▶ _Requirements_: Your task is to repeat all of the data exactly while excluding the pictures.
══════
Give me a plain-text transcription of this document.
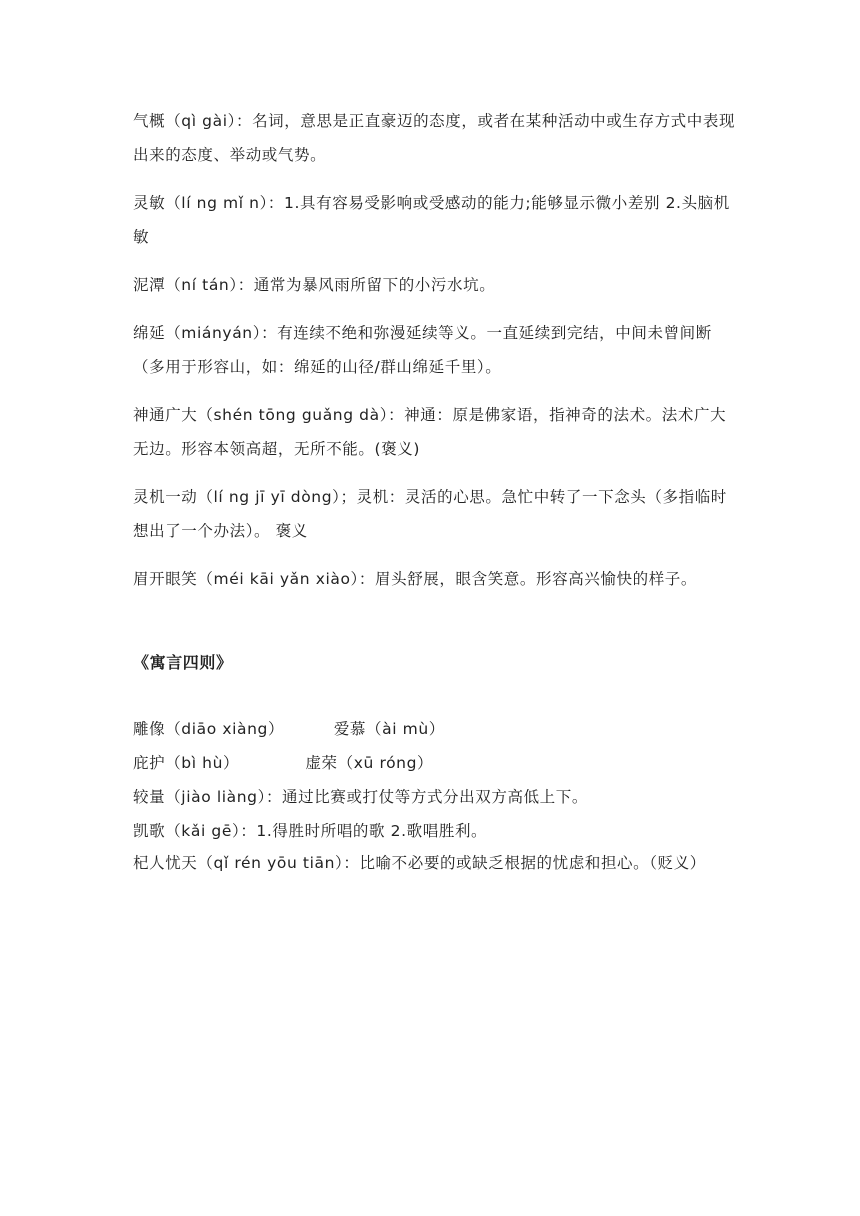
气概（qì gài）：名词，意思是正直豪迈的态度，或者在某种活动中或生存方式中表现出来的态度、举动或气势。
灵敏（lí ng mǐ n）：1.具有容易受影响或受感动的能力;能够显示微小差别 2.头脑机敏
泥潭（ní tán）：通常为暴风雨所留下的小污水坑。
绵延（miányán）：有连续不绝和弥漫延续等义。一直延续到完结，中间未曾间断（多用于形容山，如：绵延的山径/群山绵延千里）。
神通广大（shén tōng guǎng dà）：神通：原是佛家语，指神奇的法术。法术广大无边。形容本领高超，无所不能。(褒义)
灵机一动（lí ng jī yī dòng）；灵机：灵活的心思。急忙中转了一下念头（多指临时想出了一个办法）。 褒义
眉开眼笑（méi kāi yǎn xiào）：眉头舒展，眼含笑意。形容高兴愉快的样子。
《寓言四则》
雕像（diāo xiàng）         爱慕（ài mù）
庇护（bì hù）            虚荣（xū róng）
较量（jiào liàng）：通过比赛或打仗等方式分出双方高低上下。
凯歌（kǎi gē）：1.得胜时所唱的歌 2.歌唱胜利。
杞人忧天（qǐ rén yōu tiān）：比喻不必要的或缺乏根据的忧虑和担心。（贬义）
══════
▶ _Reply_:
Give me a plain-text transcription of this document.
气概（qì gài）：名词，意思是正直豪迈的态度，或者在某种活动中或生存方式中表现出来的态度、举动或气势。
灵敏（lí ng mǐ n）：1.具有容易受影响或受感动的能力;能够显示微小差别 2.头脑机敏
泥潭（ní tán）：通常为暴风雨所留下的小污水坑。
绵延（miányán）：有连续不绝和弥漫延续等义。一直延续到完结，中间未曾间断（多用于形容山，如：绵延的山径/群山绵延千里）。
神通广大（shén tōng guǎng dà）：神通：原是佛家语，指神奇的法术。法术广大无边。形容本领高超，无所不能。(褒义)
灵机一动（lí ng jī yī dòng）；灵机：灵活的心思。急忙中转了一下念头（多指临时想出了一个办法）。 褒义
眉开眼笑（méi kāi yǎn xiào）：眉头舒展，眼含笑意。形容高兴愉快的样子。
《寓言四则》
雕像（diāo xiàng）         爱慕（ài mù）
庇护（bì hù）            虚荣（xū róng）
较量（jiào liàng）：通过比赛或打仗等方式分出双方高低上下。
凯歌（kǎi gē）：1.得胜时所唱的歌 2.歌唱胜利。
杞人忧天（qǐ rén yōu tiān）：比喻不必要的或缺乏根据的忧虑和担心。（贬义）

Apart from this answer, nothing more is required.